**AIM:** Return verbatim the run of lines that opens with the line holding "Enumerate this screenshot's" and closes with the last line of the records.
·····
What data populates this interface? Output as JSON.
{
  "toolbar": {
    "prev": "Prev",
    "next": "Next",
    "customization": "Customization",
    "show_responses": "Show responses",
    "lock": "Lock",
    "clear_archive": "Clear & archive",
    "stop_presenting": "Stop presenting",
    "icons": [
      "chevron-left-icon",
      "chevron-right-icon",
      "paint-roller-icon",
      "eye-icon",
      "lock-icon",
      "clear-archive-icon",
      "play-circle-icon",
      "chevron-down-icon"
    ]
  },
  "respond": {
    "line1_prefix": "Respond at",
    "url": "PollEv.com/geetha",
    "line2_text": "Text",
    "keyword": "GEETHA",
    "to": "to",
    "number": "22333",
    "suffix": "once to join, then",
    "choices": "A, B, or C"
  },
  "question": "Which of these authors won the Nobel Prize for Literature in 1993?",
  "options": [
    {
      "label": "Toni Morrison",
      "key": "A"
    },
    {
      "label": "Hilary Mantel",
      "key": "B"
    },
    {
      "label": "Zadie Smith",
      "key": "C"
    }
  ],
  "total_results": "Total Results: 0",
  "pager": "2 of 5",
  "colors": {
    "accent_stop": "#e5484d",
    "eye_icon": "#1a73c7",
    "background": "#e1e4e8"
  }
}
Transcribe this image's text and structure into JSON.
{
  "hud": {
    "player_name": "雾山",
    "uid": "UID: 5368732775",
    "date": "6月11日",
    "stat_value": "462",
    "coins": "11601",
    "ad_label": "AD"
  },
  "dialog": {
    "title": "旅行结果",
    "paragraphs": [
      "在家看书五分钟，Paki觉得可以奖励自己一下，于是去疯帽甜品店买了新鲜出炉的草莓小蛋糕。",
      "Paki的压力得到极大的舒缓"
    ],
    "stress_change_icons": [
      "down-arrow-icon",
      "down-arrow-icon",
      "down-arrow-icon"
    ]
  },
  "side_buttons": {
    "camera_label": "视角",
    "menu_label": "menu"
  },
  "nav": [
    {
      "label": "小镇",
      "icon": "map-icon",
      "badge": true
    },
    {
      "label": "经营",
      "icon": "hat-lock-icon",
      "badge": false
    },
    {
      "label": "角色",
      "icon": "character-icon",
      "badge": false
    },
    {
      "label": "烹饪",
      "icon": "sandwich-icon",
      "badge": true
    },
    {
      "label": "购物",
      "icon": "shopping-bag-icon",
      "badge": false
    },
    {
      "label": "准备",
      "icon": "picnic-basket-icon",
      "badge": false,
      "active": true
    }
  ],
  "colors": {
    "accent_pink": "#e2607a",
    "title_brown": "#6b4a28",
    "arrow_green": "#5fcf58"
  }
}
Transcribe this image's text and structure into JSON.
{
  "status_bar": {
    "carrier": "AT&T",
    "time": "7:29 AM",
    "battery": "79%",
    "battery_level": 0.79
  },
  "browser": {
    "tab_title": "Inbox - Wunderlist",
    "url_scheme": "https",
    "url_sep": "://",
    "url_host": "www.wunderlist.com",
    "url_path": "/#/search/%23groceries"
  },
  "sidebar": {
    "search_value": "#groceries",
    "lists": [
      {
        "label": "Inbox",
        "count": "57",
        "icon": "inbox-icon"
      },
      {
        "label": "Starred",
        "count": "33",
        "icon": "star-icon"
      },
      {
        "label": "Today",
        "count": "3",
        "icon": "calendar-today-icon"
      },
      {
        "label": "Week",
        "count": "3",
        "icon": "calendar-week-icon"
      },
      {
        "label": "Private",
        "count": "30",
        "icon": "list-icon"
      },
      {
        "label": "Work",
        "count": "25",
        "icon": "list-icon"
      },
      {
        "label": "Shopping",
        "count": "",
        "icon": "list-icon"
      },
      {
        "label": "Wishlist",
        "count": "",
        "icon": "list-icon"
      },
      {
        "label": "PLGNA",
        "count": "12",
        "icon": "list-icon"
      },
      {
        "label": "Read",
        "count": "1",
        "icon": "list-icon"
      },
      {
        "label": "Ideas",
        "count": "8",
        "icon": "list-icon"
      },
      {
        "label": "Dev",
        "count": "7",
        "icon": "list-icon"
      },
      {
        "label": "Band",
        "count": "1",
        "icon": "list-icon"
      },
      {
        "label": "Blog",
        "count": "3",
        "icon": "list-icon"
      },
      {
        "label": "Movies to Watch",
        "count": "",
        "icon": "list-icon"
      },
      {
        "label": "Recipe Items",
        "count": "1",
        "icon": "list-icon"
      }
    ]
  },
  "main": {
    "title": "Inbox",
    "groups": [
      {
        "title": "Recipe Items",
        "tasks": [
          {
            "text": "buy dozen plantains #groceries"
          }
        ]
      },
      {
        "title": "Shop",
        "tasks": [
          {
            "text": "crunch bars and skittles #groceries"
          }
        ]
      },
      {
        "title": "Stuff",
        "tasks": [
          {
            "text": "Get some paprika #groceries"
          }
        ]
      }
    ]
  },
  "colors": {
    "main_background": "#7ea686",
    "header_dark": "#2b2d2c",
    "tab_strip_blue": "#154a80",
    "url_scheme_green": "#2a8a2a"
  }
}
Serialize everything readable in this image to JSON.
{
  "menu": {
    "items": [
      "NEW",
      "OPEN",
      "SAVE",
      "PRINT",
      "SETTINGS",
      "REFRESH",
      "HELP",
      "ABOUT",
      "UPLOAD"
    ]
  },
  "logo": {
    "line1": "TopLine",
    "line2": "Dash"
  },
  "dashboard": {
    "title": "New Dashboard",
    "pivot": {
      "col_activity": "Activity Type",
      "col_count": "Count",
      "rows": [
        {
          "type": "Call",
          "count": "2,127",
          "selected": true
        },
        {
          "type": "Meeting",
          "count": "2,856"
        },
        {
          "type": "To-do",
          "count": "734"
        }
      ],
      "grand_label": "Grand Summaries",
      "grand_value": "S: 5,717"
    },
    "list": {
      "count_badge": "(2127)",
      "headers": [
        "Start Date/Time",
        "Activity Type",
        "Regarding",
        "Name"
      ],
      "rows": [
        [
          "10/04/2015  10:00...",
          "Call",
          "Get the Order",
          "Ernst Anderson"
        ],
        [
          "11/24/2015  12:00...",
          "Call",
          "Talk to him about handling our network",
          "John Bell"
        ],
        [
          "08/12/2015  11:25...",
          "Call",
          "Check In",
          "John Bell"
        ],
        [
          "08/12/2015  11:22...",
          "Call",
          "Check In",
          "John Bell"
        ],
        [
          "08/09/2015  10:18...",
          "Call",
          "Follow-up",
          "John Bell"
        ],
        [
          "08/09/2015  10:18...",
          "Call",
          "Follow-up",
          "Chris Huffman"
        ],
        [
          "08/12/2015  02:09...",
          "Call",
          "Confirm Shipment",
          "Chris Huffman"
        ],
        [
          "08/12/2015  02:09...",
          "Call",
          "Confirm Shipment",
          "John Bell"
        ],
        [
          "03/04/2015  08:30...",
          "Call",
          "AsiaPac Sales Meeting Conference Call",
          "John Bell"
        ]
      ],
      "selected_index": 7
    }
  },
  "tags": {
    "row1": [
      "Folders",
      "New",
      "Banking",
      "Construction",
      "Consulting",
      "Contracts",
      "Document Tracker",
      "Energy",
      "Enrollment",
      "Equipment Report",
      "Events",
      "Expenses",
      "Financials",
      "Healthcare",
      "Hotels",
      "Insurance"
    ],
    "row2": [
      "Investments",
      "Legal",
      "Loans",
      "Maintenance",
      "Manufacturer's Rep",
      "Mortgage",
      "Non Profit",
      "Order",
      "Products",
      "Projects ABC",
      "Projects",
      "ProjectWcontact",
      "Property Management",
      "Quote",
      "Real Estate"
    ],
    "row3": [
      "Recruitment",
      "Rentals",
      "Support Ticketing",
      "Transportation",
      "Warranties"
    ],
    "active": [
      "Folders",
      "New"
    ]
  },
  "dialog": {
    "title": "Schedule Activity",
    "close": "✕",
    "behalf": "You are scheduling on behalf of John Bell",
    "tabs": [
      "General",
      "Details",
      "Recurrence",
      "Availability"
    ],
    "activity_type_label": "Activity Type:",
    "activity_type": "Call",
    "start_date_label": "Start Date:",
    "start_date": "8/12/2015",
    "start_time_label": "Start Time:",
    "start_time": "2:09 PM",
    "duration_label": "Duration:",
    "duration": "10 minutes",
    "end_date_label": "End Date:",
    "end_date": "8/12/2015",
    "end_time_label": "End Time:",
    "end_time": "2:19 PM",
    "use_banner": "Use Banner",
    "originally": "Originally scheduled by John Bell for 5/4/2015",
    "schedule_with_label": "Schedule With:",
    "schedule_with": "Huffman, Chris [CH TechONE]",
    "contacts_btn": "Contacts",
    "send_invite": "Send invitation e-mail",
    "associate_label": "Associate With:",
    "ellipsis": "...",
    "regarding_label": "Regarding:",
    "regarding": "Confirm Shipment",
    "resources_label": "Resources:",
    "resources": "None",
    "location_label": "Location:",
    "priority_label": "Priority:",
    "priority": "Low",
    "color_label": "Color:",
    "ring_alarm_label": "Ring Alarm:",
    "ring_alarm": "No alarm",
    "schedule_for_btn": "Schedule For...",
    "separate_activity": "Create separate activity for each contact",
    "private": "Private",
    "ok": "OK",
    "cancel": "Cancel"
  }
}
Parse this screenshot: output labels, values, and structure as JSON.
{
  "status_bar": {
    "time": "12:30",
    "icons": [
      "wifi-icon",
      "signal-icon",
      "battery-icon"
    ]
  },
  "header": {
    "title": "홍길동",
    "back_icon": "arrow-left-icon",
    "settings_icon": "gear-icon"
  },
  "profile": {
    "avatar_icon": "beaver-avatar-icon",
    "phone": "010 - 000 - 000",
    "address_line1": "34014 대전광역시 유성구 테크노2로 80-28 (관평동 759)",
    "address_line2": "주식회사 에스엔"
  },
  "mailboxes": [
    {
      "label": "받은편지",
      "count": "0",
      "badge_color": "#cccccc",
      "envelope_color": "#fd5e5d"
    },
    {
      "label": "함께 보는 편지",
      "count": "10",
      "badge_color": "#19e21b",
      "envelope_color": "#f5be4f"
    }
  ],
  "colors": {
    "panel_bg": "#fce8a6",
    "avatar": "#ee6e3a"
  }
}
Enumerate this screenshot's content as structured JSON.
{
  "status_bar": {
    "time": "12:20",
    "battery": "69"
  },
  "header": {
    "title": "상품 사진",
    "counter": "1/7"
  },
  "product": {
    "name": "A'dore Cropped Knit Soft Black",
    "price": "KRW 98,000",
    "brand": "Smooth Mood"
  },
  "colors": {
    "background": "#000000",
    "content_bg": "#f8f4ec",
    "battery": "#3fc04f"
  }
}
·····
**RESPONSE TO THIS TASK:**
Enumerate this screenshot's content as structured JSON.
{
  "status_bar": {
    "time": "12:20",
    "battery": "69"
  },
  "header": {
    "title": "상품 사진",
    "counter": "1/7"
  },
  "product": {
    "name": "A'dore Cropped Knit Soft Black",
    "price": "KRW 98,000",
    "brand": "Smooth Mood"
  },
  "colors": {
    "background": "#000000",
    "content_bg": "#f8f4ec",
    "battery": "#3fc04f"
  }
}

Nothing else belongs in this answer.